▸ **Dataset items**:
--------------------------------------------------

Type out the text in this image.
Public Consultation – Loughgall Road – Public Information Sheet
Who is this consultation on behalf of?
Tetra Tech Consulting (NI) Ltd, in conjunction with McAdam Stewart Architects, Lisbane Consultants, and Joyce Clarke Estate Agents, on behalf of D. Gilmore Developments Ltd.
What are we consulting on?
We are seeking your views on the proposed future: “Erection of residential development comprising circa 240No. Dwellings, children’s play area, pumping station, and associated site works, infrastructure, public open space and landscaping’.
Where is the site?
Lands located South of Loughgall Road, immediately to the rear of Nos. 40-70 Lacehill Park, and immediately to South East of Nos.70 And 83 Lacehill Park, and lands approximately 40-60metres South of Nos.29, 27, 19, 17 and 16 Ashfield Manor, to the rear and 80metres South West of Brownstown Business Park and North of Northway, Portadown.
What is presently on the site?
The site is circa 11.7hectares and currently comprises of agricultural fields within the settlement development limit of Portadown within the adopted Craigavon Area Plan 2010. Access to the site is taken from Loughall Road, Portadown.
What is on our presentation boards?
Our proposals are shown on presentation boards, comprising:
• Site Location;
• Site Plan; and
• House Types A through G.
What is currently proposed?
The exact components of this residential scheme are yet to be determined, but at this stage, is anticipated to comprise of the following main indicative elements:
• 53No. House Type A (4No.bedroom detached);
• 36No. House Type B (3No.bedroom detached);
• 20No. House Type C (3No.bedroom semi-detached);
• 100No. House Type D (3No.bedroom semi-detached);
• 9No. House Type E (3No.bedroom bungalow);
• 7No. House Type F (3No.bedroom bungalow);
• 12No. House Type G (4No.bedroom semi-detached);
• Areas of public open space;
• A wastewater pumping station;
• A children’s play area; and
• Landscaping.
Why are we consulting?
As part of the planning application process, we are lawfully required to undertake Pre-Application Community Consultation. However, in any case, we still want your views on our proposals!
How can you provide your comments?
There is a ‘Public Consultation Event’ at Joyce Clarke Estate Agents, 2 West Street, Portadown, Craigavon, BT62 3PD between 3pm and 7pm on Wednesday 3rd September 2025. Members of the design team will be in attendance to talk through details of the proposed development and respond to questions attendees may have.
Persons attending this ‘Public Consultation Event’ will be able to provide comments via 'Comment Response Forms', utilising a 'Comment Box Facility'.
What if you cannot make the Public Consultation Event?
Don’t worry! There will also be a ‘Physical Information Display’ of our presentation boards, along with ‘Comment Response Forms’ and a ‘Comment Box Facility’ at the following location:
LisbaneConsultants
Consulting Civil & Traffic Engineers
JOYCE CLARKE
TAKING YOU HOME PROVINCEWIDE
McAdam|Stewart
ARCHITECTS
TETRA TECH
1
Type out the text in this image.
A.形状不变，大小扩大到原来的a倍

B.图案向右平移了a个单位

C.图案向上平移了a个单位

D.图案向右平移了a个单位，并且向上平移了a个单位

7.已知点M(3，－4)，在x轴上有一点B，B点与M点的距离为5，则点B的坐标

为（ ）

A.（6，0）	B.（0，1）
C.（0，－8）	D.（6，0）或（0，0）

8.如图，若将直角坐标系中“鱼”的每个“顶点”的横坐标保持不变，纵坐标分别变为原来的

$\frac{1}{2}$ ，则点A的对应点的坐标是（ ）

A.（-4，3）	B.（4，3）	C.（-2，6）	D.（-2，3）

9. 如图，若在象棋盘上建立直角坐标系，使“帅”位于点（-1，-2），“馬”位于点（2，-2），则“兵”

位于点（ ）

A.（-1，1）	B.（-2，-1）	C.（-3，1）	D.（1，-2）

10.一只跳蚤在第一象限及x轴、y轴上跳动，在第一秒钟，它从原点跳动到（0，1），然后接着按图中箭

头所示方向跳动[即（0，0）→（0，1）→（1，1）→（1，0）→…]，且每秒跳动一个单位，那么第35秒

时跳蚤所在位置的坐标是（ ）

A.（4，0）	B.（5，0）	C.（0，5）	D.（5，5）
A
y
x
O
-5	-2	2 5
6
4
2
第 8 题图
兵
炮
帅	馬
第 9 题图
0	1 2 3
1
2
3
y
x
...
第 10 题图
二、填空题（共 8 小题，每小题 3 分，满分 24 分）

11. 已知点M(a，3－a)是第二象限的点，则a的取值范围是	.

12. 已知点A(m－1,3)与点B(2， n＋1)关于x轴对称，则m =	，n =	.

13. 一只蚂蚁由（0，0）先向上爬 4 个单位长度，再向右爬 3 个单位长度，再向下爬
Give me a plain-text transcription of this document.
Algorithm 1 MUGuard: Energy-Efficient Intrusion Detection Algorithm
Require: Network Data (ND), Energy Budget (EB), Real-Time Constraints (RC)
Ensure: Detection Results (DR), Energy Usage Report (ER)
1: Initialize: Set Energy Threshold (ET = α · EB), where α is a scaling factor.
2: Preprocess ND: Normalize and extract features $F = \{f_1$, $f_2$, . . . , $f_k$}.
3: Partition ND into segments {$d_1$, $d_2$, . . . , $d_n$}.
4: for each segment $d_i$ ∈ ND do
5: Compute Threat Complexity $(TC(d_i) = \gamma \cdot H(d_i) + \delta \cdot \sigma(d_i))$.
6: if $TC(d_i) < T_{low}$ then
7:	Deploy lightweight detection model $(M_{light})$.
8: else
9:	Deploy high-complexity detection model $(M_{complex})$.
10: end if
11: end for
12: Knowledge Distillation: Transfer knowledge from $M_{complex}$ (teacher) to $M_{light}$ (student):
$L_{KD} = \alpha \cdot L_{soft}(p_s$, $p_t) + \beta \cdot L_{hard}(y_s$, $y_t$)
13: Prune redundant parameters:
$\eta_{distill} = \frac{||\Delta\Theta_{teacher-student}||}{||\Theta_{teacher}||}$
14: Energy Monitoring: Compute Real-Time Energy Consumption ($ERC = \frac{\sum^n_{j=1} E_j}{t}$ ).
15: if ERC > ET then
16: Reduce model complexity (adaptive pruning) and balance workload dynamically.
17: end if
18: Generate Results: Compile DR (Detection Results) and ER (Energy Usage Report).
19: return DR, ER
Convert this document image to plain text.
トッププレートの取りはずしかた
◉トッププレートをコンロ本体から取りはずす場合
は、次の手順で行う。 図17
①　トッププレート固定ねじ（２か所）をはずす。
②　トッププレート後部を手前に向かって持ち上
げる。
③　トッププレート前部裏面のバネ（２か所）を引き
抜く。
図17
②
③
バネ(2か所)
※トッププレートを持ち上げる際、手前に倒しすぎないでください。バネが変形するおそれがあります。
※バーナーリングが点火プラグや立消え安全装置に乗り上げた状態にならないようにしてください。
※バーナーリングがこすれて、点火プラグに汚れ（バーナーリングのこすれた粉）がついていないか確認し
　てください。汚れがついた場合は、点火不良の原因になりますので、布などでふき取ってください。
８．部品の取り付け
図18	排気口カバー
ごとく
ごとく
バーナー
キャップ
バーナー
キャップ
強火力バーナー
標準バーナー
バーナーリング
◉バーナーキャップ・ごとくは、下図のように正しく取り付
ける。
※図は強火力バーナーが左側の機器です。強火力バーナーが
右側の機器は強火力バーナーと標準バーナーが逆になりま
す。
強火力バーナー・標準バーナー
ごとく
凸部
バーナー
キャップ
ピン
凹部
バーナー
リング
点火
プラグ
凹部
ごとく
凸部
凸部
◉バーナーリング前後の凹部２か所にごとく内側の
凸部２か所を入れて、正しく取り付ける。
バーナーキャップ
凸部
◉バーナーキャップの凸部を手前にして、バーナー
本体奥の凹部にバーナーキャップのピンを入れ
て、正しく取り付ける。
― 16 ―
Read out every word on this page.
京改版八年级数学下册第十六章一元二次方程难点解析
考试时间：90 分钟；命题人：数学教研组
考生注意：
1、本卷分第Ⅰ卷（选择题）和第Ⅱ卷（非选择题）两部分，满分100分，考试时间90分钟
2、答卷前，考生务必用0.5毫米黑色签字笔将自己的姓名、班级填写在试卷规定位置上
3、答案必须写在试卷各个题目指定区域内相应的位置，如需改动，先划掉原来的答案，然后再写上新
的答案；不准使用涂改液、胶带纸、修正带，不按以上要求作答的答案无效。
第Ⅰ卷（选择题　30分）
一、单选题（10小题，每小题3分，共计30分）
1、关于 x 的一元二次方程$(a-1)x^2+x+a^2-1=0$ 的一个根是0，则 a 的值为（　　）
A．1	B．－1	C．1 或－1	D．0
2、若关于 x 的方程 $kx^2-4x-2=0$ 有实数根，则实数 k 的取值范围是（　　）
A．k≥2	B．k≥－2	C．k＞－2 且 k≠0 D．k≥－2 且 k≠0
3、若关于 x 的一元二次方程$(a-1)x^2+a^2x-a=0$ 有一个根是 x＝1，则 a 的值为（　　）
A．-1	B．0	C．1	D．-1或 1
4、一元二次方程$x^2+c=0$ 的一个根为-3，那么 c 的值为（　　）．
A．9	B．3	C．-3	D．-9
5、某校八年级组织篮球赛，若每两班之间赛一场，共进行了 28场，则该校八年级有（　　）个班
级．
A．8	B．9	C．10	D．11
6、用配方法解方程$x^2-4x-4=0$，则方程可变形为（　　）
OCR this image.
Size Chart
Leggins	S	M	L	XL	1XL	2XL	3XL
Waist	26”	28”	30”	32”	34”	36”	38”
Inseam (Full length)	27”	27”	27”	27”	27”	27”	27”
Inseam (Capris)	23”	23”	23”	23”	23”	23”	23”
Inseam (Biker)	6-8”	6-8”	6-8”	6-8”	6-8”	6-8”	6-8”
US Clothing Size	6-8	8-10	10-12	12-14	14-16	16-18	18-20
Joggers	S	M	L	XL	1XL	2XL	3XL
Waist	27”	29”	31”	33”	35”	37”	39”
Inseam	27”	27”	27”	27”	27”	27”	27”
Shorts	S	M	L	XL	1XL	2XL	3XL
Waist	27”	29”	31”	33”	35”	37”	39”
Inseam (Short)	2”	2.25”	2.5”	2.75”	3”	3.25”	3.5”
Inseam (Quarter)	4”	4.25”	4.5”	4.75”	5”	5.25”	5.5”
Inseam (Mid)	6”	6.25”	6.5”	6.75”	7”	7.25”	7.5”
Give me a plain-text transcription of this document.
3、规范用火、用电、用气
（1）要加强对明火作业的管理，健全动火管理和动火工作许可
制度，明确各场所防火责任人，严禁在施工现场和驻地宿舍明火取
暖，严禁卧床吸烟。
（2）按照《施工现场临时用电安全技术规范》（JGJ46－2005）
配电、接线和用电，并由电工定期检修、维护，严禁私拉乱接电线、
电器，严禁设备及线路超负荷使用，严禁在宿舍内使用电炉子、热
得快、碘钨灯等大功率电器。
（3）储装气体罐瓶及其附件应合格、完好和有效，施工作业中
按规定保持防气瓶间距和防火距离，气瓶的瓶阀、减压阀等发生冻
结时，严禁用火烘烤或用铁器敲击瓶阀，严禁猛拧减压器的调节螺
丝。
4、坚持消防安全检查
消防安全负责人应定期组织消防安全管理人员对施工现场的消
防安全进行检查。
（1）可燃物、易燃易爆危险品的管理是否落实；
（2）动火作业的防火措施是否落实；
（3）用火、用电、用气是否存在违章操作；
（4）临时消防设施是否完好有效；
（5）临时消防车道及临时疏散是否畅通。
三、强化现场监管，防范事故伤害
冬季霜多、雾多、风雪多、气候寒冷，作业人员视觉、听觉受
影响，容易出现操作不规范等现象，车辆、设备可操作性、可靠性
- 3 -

--------------------------------------------------

▸ **WHAT IS NEEDED**:
Look through the material and copy each line that has "provide".

▸ **REPLY**:
How can you provide your comments?
Persons attending this ‘Public Consultation Event’ will be able to provide comments via 'Comment Response Forms', utilising a 'Comment Box Facility'.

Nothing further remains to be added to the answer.